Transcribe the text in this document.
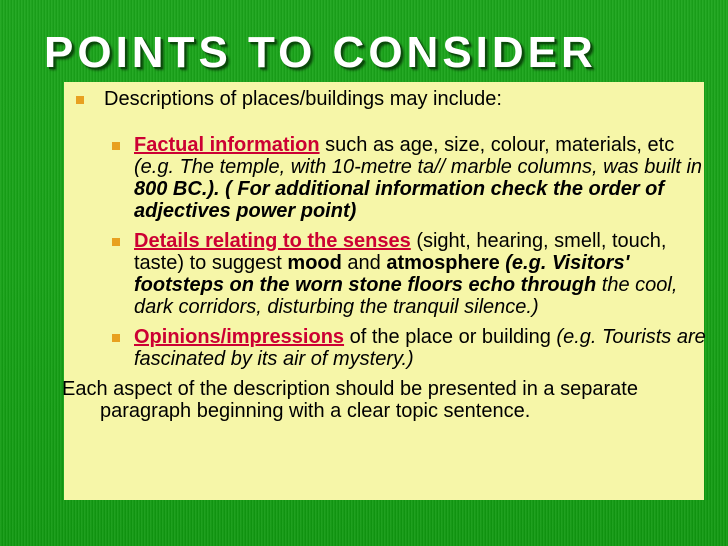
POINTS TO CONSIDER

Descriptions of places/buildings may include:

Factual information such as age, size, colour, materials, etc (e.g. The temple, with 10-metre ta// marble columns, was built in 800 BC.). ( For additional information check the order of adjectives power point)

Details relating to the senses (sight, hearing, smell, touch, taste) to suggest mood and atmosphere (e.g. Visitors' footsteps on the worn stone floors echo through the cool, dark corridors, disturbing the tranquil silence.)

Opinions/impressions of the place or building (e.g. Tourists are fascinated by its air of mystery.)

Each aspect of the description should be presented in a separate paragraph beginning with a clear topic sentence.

————

◆ **What is asked**:
Quote every entry exactly, with the pictures omitted.

◆ **Response to the task**:
Transcribe the text in this document.
POINTS TO CONSIDER

Descriptions of places/buildings may include:

Factual information such as age, size, colour, materials, etc (e.g. The temple, with 10-metre ta// marble columns, was built in 800 BC.). ( For additional information check the order of adjectives power point)

Details relating to the senses (sight, hearing, smell, touch, taste) to suggest mood and atmosphere (e.g. Visitors' footsteps on the worn stone floors echo through the cool, dark corridors, disturbing the tranquil silence.)

Opinions/impressions of the place or building (e.g. Tourists are fascinated by its air of mystery.)

Each aspect of the description should be presented in a separate paragraph beginning with a clear topic sentence.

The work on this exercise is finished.